Problem statement:
Show all lines of the listing that hold the word "document".

Records for this exercise:

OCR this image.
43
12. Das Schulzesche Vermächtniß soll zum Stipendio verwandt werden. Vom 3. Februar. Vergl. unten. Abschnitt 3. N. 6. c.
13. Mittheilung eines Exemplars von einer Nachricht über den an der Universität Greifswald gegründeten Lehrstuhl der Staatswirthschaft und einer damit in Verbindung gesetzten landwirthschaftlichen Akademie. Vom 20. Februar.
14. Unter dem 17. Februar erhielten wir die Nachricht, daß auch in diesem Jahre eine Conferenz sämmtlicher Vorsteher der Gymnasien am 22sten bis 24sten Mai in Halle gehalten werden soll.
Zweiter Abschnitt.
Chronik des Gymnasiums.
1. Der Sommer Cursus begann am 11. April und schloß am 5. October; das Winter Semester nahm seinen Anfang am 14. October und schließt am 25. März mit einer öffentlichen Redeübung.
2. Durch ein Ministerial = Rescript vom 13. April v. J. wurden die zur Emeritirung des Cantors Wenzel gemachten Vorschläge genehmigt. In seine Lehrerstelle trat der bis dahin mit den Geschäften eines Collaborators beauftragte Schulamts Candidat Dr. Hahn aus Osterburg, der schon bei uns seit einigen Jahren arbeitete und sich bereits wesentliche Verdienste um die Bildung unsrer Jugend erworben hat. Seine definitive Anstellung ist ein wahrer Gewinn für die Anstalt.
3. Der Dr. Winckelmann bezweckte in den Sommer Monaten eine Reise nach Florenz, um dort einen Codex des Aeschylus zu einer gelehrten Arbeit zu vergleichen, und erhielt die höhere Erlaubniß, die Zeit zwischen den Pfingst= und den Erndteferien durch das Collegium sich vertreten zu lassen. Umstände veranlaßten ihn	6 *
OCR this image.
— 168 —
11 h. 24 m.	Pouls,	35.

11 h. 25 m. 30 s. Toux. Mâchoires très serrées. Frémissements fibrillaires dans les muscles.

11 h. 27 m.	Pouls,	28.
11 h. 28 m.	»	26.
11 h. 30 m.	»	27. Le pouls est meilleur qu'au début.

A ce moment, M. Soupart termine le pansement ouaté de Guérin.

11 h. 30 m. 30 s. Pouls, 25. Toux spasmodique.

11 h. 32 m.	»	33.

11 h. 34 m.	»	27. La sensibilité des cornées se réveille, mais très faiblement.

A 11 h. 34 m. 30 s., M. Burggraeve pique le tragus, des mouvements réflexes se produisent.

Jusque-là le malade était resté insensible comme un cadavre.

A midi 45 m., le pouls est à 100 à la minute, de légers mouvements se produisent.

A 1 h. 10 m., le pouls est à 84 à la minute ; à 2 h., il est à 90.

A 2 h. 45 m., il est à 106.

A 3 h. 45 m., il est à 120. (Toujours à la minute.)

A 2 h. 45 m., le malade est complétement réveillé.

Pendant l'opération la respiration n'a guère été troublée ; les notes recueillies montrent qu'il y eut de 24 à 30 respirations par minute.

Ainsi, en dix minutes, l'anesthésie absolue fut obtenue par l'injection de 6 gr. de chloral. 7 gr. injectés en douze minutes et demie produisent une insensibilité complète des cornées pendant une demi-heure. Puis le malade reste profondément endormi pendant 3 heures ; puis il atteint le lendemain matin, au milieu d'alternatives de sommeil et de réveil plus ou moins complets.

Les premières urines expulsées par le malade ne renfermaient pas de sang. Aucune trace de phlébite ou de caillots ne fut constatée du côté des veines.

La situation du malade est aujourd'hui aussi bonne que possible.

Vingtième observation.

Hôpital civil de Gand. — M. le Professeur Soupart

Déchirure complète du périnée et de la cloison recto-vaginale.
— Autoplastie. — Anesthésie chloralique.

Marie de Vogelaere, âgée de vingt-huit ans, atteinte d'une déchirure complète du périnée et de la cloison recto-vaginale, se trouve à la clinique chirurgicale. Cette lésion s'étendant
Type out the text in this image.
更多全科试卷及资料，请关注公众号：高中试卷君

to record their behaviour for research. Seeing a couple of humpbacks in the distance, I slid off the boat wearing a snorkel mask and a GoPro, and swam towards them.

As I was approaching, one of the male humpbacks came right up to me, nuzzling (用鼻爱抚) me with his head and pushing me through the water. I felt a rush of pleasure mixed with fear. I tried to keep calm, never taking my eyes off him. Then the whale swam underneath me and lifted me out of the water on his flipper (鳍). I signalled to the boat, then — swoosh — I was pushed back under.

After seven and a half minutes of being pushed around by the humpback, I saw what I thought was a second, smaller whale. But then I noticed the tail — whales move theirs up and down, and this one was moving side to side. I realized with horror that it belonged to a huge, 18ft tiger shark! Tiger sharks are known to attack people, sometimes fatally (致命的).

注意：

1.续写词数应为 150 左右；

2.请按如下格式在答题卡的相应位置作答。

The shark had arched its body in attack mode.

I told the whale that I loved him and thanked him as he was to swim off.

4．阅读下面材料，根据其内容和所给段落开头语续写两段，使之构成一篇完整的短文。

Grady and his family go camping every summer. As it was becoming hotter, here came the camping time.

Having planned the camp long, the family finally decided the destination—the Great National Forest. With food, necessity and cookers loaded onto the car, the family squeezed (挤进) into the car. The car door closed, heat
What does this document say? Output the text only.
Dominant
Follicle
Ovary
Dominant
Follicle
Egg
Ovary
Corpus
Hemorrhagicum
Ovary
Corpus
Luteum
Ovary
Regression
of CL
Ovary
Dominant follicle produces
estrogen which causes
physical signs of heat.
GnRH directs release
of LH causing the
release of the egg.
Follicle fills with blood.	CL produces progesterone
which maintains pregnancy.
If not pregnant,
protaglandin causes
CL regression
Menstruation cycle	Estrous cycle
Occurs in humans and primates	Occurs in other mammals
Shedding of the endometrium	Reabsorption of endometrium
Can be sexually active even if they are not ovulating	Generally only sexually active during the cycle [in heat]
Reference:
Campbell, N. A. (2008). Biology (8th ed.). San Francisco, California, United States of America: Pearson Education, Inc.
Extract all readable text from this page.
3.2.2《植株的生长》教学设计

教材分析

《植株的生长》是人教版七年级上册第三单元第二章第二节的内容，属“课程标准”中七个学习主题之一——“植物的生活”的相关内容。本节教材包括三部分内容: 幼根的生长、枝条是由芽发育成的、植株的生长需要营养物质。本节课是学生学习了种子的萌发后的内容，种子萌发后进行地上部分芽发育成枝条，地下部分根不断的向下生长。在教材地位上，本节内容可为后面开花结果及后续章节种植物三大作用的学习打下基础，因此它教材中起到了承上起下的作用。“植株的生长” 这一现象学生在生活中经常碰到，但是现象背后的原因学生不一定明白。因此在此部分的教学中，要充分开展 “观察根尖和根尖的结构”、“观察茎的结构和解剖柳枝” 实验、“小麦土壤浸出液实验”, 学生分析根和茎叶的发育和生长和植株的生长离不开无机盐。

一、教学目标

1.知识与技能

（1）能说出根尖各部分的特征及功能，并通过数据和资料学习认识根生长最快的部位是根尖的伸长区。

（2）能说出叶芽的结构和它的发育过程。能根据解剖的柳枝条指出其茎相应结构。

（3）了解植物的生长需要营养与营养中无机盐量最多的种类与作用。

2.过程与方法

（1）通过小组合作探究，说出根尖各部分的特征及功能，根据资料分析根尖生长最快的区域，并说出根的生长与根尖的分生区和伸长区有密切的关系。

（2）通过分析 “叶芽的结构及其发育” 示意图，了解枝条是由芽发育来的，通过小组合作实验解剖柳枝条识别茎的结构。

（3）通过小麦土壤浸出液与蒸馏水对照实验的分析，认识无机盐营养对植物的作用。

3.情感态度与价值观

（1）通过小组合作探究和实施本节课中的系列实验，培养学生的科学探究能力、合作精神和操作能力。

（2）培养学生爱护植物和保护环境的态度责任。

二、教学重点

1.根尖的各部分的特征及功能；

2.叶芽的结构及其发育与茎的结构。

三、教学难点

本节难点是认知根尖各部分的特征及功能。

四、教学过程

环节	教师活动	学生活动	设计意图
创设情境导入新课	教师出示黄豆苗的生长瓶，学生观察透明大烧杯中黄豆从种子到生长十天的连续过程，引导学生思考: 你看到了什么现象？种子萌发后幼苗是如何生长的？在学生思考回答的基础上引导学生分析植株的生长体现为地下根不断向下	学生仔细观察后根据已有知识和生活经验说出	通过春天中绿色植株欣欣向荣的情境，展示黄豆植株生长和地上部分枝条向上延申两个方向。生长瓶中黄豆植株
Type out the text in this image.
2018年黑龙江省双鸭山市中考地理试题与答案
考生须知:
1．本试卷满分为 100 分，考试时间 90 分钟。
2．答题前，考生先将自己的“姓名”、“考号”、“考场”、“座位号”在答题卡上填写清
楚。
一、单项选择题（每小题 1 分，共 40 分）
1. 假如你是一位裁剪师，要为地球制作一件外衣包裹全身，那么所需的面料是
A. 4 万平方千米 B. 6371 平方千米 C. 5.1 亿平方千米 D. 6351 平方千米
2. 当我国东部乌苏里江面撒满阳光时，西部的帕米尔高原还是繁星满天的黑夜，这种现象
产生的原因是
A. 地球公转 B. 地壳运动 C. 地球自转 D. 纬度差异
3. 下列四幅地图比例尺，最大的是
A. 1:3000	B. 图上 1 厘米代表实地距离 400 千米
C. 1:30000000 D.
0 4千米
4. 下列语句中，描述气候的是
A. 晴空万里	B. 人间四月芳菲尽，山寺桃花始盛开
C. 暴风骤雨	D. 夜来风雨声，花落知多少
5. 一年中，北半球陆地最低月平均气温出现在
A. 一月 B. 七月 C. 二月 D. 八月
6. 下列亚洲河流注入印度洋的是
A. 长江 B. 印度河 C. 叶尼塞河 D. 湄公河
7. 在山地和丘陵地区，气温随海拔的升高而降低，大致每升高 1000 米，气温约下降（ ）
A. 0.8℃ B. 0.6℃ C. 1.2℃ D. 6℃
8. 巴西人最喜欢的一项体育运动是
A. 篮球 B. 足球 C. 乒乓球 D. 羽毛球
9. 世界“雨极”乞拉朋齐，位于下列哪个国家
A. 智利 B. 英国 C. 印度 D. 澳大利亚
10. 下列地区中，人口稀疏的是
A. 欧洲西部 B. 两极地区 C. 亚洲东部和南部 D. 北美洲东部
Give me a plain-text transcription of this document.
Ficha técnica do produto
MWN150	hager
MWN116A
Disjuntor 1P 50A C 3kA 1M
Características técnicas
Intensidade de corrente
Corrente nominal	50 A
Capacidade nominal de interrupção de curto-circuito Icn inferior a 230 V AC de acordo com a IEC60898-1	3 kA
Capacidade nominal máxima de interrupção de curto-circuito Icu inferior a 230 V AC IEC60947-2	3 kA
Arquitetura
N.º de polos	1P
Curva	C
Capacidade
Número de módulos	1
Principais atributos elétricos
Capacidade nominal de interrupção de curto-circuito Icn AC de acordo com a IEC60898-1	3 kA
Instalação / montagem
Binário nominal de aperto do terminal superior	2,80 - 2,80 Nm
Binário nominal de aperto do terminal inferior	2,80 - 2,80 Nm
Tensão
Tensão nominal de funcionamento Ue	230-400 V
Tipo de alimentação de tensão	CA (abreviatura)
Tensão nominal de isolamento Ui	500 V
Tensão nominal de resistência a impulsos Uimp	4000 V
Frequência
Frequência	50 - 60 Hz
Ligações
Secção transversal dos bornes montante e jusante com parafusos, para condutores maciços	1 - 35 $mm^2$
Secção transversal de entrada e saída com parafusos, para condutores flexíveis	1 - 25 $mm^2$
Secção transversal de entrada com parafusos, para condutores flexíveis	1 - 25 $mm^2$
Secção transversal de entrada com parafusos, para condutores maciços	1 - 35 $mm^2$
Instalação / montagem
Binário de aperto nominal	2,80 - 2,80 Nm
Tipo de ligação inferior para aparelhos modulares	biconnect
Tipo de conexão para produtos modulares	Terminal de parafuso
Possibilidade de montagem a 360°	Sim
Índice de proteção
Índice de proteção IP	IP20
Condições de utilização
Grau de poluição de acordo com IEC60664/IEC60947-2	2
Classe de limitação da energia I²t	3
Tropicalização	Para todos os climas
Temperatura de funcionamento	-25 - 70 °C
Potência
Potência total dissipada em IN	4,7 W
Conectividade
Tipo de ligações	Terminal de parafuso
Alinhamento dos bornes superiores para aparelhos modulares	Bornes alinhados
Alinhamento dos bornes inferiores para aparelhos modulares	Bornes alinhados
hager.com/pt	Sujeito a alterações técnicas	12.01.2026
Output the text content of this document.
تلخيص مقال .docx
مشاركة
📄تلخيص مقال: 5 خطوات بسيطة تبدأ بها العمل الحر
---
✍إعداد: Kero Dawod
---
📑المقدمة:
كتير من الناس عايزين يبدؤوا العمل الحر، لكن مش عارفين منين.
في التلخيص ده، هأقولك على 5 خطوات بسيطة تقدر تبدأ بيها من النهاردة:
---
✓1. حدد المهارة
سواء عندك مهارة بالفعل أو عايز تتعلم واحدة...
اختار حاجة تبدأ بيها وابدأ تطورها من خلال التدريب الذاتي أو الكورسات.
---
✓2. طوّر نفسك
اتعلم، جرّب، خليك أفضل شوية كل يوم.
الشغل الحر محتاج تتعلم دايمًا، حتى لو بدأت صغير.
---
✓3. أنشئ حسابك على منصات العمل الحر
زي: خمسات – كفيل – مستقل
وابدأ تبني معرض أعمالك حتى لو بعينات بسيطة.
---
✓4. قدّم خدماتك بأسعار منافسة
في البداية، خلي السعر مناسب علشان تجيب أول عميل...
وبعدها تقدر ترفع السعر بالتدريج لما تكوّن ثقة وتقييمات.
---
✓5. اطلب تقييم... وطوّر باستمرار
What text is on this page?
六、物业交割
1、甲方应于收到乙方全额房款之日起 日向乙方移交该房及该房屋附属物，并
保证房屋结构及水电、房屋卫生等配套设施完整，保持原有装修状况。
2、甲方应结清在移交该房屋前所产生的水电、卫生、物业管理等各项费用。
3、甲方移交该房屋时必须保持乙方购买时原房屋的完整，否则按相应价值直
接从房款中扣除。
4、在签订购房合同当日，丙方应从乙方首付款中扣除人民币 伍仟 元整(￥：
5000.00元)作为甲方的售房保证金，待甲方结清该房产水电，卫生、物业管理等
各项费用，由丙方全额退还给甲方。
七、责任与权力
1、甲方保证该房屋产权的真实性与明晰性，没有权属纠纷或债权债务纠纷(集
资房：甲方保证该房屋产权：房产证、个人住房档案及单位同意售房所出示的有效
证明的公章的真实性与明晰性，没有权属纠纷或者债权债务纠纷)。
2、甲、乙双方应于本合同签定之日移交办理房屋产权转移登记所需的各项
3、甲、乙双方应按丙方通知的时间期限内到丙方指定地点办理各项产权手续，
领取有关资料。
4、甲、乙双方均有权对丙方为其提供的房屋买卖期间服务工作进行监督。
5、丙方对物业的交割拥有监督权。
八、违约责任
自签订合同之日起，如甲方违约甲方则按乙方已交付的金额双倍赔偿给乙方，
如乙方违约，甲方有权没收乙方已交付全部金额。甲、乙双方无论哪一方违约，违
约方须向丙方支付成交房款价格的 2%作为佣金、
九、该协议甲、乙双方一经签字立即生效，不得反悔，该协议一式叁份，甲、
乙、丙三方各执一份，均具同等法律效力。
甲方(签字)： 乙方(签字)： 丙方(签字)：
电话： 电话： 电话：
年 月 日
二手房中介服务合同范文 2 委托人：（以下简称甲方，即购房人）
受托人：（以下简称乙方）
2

Answer for this exercise:
What does this document say? Output the text only.
Give me a plain-text transcription of this document.
Output the text content of this document.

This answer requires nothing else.